[AIM OF THE EXERCISE] Find each line with the string "status" and report it.

Stored entries:
........
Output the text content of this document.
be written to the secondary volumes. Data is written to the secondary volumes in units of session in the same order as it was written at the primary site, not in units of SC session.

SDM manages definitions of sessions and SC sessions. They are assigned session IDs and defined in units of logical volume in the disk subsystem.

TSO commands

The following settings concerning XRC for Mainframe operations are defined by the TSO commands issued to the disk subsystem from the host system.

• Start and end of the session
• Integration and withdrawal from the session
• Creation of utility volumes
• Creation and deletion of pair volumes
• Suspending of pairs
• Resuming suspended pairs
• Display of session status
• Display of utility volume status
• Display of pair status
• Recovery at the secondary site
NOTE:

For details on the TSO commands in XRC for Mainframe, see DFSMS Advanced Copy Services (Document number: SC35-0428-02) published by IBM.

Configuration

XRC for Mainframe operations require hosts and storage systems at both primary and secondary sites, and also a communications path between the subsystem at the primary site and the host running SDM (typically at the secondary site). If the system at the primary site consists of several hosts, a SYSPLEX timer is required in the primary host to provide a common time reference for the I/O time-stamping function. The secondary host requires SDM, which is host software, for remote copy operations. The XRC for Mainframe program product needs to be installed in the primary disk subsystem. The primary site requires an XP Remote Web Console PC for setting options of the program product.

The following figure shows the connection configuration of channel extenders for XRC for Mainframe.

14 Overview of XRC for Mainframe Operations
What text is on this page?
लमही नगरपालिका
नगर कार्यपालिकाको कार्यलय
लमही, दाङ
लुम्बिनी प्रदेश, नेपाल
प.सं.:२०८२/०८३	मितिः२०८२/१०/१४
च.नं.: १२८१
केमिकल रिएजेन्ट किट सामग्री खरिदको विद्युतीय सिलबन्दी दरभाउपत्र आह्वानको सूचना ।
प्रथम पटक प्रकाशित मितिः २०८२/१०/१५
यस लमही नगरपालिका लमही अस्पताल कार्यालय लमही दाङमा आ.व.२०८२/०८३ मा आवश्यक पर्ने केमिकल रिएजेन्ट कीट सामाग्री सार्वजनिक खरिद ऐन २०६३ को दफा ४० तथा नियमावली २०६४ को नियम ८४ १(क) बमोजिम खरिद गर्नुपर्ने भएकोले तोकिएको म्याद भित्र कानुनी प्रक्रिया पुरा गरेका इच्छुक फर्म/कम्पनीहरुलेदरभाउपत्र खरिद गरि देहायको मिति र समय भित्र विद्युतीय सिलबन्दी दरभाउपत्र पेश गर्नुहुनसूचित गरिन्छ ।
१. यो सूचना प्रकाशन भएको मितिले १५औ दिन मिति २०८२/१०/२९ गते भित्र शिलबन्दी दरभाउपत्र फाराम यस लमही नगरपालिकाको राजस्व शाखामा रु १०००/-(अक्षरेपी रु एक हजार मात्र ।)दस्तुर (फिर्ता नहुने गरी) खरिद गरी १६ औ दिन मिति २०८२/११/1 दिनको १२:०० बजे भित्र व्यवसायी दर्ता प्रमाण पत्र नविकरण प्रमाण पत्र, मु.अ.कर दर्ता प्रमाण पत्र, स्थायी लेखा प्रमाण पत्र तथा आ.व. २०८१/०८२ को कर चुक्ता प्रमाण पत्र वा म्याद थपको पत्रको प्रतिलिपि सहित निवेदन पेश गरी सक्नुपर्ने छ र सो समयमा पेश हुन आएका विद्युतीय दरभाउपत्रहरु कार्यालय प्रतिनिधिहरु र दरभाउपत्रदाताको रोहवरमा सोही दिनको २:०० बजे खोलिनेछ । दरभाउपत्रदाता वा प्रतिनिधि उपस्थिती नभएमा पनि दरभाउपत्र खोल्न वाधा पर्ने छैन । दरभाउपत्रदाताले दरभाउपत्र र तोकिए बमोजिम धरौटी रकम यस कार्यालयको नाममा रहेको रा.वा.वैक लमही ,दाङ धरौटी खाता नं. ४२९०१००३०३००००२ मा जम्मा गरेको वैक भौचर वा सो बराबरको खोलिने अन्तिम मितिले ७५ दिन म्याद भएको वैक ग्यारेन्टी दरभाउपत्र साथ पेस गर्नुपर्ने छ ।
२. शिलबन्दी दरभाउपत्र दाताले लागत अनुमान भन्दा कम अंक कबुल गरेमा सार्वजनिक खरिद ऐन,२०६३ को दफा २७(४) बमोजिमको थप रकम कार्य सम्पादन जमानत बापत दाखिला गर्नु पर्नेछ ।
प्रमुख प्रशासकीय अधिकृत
........
[SOLUTION TO THIS EXERCISE]
• Display of session status
• Display of utility volume status
• Display of pair status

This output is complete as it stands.